— Start of Data supplied —

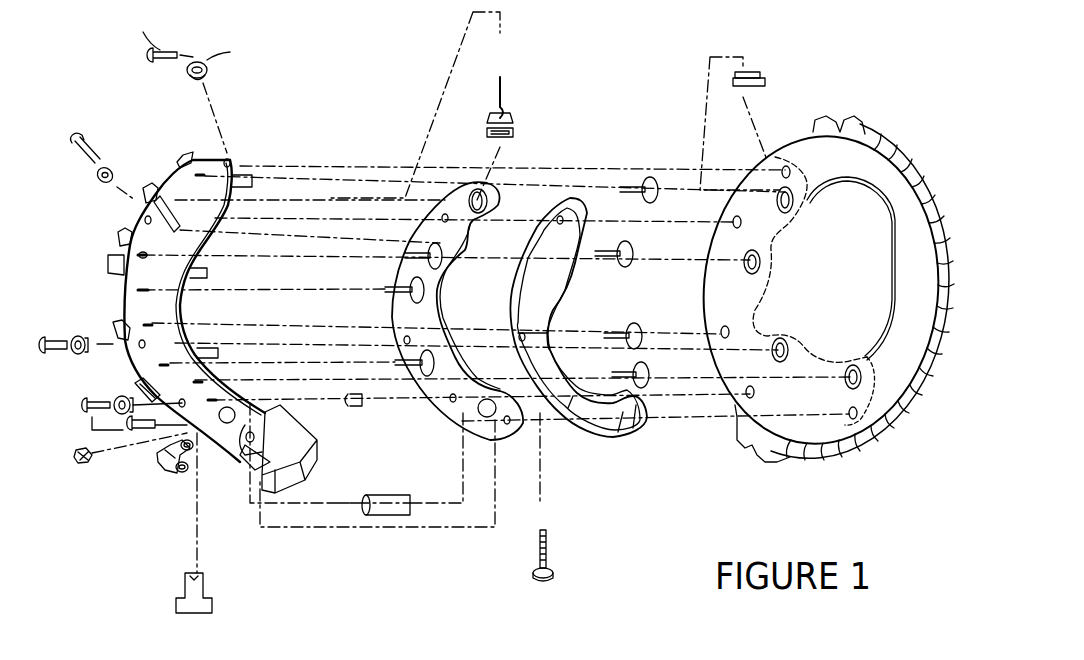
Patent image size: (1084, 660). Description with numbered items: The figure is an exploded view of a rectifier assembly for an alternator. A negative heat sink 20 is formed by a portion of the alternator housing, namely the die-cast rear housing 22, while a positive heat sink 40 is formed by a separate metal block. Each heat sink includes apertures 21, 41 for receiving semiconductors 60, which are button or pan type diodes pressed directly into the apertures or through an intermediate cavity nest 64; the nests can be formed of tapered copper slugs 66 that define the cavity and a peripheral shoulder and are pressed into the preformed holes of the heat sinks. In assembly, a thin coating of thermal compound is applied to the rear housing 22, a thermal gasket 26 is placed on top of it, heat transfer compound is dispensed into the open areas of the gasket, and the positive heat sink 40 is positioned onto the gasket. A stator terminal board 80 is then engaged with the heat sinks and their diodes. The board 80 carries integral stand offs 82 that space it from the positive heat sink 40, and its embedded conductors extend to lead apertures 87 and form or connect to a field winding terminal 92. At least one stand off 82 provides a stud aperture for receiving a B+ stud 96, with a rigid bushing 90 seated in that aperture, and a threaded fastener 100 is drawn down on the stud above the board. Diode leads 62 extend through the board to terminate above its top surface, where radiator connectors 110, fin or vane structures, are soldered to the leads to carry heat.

The negative heat sink 20 is at (800, 430).
The aperture 21 is at (800, 200).
The rear housing 22 is at (840, 145).
The thermal gasket 26 is at (632, 440).
The positive heat sink 40 is at (462, 180).
The aperture 41 is at (495, 204).
The semiconductor 60 is at (442, 262).
The diode lead 62 is at (135, 187).
The cavity nest 64 is at (512, 128).
The tapered copper slug 66 is at (520, 134).
The stator terminal board 80 is at (128, 300).
The integral stand off 82 is at (252, 180).
The lead aperture 87 is at (143, 256).
The rigid bushing 90 is at (378, 492).
The field winding terminal 92 is at (190, 152).
The B+ stud 96 is at (548, 528).
The fastener 100 is at (212, 610).
The radiator connector 110 is at (172, 208).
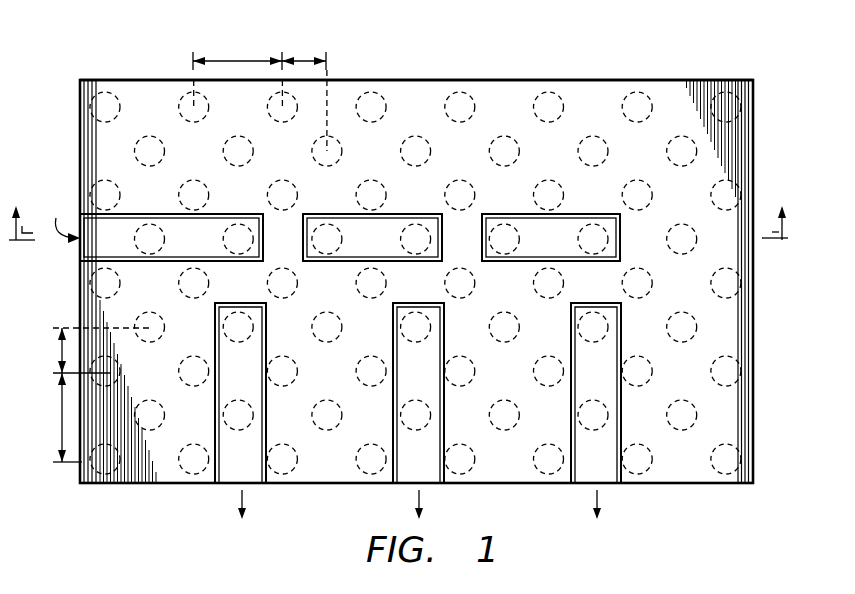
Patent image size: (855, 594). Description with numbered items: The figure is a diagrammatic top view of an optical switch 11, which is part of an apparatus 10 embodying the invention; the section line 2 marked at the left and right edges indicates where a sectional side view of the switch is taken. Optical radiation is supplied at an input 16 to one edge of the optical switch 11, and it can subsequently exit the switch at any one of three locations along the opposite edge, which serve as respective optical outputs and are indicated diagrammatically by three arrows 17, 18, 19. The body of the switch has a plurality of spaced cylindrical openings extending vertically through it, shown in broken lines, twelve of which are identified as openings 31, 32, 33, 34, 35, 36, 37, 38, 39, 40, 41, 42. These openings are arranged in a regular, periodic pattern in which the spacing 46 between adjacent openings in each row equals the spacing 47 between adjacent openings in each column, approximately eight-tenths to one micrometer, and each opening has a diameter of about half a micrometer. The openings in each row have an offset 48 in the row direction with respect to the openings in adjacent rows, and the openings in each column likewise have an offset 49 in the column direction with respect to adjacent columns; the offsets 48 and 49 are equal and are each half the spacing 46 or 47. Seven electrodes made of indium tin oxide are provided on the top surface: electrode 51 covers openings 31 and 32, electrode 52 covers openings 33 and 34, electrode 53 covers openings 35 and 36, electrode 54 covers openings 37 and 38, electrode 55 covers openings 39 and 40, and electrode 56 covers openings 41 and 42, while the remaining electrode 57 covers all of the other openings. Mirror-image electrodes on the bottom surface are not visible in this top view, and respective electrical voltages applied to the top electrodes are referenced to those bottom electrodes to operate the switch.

The apparatus 10 is at (631, 44).
The optical switch 11 is at (760, 399).
The optical input 16 is at (57, 217).
The optical output arrow 17 is at (241, 504).
The optical output arrow 18 is at (418, 504).
The optical output arrow 19 is at (599, 498).
The opening 31 is at (150, 228).
The opening 32 is at (238, 228).
The opening 33 is at (327, 228).
The opening 34 is at (416, 228).
The opening 35 is at (504, 228).
The opening 36 is at (593, 228).
The opening 37 is at (238, 342).
The opening 38 is at (238, 430).
The opening 39 is at (416, 342).
The opening 40 is at (416, 430).
The opening 41 is at (593, 342).
The opening 42 is at (593, 430).
The spacing 46 is at (242, 61).
The spacing 47 is at (59, 414).
The offset 48 is at (302, 61).
The offset 49 is at (59, 352).
The electrode 51 is at (129, 261).
The electrode 52 is at (352, 261).
The electrode 53 is at (528, 261).
The electrode 54 is at (266, 395).
The electrode 55 is at (444, 395).
The electrode 56 is at (621, 395).
The electrode 57 is at (500, 88).
The section line 2 is at (399, 207).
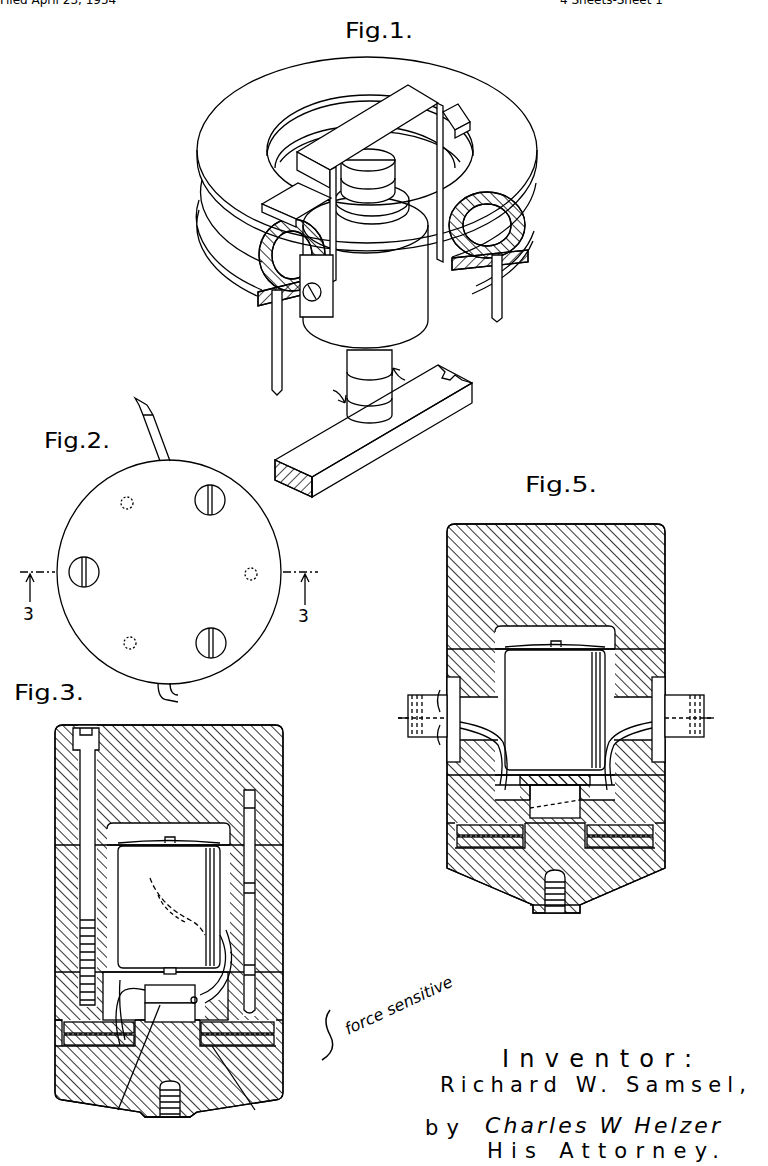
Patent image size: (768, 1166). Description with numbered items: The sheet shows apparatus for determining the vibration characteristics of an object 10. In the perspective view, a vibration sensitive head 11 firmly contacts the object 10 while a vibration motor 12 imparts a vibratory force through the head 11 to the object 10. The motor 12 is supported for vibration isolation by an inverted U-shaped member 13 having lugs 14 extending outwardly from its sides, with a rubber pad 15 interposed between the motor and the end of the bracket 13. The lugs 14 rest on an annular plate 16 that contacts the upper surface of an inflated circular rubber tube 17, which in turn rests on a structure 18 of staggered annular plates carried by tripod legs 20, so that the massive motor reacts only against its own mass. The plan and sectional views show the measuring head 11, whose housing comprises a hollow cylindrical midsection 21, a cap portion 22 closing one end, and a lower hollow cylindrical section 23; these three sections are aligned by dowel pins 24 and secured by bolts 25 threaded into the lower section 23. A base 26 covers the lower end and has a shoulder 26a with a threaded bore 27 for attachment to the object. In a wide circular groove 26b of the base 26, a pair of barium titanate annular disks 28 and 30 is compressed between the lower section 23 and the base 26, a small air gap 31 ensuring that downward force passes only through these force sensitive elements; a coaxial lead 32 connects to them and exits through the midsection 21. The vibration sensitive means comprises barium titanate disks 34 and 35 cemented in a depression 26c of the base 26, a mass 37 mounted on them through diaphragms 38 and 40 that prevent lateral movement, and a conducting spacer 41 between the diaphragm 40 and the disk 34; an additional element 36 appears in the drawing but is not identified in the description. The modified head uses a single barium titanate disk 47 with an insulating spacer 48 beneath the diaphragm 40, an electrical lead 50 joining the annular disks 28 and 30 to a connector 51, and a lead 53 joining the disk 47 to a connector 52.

In FIG. 1, the object 10 is at (448, 375).
In FIG. 1, the vibration sensitive head 11 is at (347, 372).
In FIG. 3, the vibration sensitive head 11 is at (310, 722).
In FIG. 1, the vibration motor 12 is at (430, 288).
In FIG. 1, the inverted U-shaped member 13 is at (420, 97).
In FIG. 1, the lugs 14 is at (285, 202).
In FIG. 1, the rubber pad 15 is at (365, 175).
In FIG. 1, the annular plate 16 is at (530, 140).
In FIG. 1, the inflated circular rubber tube 17 is at (525, 212).
In FIG. 1, the structure 18 is at (580, 262).
In FIG. 1, the tripod legs 20 is at (272, 345).
In FIG. 3, the hollow cylindrical midsection 21 is at (283, 880).
In FIG. 5, the hollow cylindrical midsection 21 is at (665, 652).
In FIG. 3, the cap portion 22 is at (283, 780).
In FIG. 5, the cap portion 22 is at (665, 568).
In FIG. 2, the lower hollow cylindrical section 23 is at (72, 522).
In FIG. 3, the lower hollow cylindrical section 23 is at (283, 995).
In FIG. 5, the lower hollow cylindrical section 23 is at (665, 812).
In FIG. 2, the dowel pins 24 is at (132, 497).
In FIG. 3, the dowel pins 24 is at (250, 825).
In FIG. 2, the bolts 25 is at (99, 572).
In FIG. 3, the bolts 25 is at (80, 780).
In FIG. 3, the base 26 is at (65, 1077).
In FIG. 5, the base 26 is at (457, 866).
In FIG. 3, the shoulder 26a is at (155, 1118).
In FIG. 5, the shoulder 26a is at (540, 913).
In FIG. 3, the wide circular groove 26b is at (255, 1110).
In FIG. 3, the depression 26c is at (118, 1110).
In FIG. 3, the threaded bore 27 is at (182, 1112).
In FIG. 5, the threaded bore 27 is at (565, 910).
In FIG. 3, the annular disk 28 is at (278, 1030).
In FIG. 5, the annular disk 28 is at (665, 835).
In FIG. 3, the annular disk 30 is at (278, 1042).
In FIG. 5, the annular disk 30 is at (665, 845).
In FIG. 3, the air gap 31 is at (58, 1018).
In FIG. 2, the coaxial electrical lead 32 is at (182, 700).
In FIG. 3, the coaxial electrical lead 32 is at (118, 990).
In FIG. 3, the barium titanate ceramic disk 34 is at (170, 994).
In FIG. 3, the barium titanate ceramic disk 35 is at (170, 1012).
In FIG. 2, the lead wire 36 is at (163, 427).
In FIG. 3, the lead wire 36 is at (262, 985).
In FIG. 3, the mass 37 is at (135, 870).
In FIG. 5, the mass 37 is at (605, 655).
In FIG. 3, the diaphragm 38 is at (108, 838).
In FIG. 5, the diaphragm 38 is at (515, 645).
In FIG. 3, the diaphragm 40 is at (68, 968).
In FIG. 5, the diaphragm 40 is at (655, 770).
In FIG. 3, the spacer 41 is at (152, 968).
In FIG. 5, the barium titanate disk 47 is at (572, 785).
In FIG. 5, the insulating spacer 48 is at (525, 775).
In FIG. 5, the electrical lead 50 is at (660, 787).
In FIG. 5, the connector 51 is at (685, 695).
In FIG. 5, the connector 52 is at (415, 695).
In FIG. 5, the lead 53 is at (505, 728).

— End of Data supplied —

• [Requirement]
Format the records starting at the line containing "Patent image size: (855, 594)." and ending at the line containing "The apparatus 10 is at (631, 44)." as a numbered list, leaving out blank lines.

• [Exercise result]
1. Patent image size: (855, 594). Description with numbered items: The figure is a diagrammatic top view of an optical switch 11, which is part of an apparatus 10 embodying the invention; the section line 2 marked at the left and right edges indicates where a sectional side view of the switch is taken. Optical radiation is supplied at an input 16 to one edge of the optical switch 11, and it can subsequently exit the switch at any one of three locations along the opposite edge, which serve as respective optical outputs and are indicated diagrammatically by three arrows 17, 18, 19. The body of the switch has a plurality of spaced cylindrical openings extending vertically through it, shown in broken lines, twelve of which are identified as openings 31, 32, 33, 34, 35, 36, 37, 38, 39, 40, 41, 42. These openings are arranged in a regular, periodic pattern in which the spacing 46 between adjacent openings in each row equals the spacing 47 between adjacent openings in each column, approximately eight-tenths to one micrometer, and each opening has a diameter of about half a micrometer. The openings in each row have an offset 48 in the row direction with respect to the openings in adjacent rows, and the openings in each column likewise have an offset 49 in the column direction with respect to adjacent columns; the offsets 48 and 49 are equal and are each half the spacing 46 or 47. Seven electrodes made of indium tin oxide are provided on the top surface: electrode 51 covers openings 31 and 32, electrode 52 covers openings 33 and 34, electrode 53 covers openings 35 and 36, electrode 54 covers openings 37 and 38, electrode 55 covers openings 39 and 40, and electrode 56 covers openings 41 and 42, while the remaining electrode 57 covers all of the other openings. Mirror-image electrodes on the bottom surface are not visible in this top view, and respective electrical voltages applied to the top electrodes are referenced to those bottom electrodes to operate the switch.
2. The apparatus 10 is at (631, 44).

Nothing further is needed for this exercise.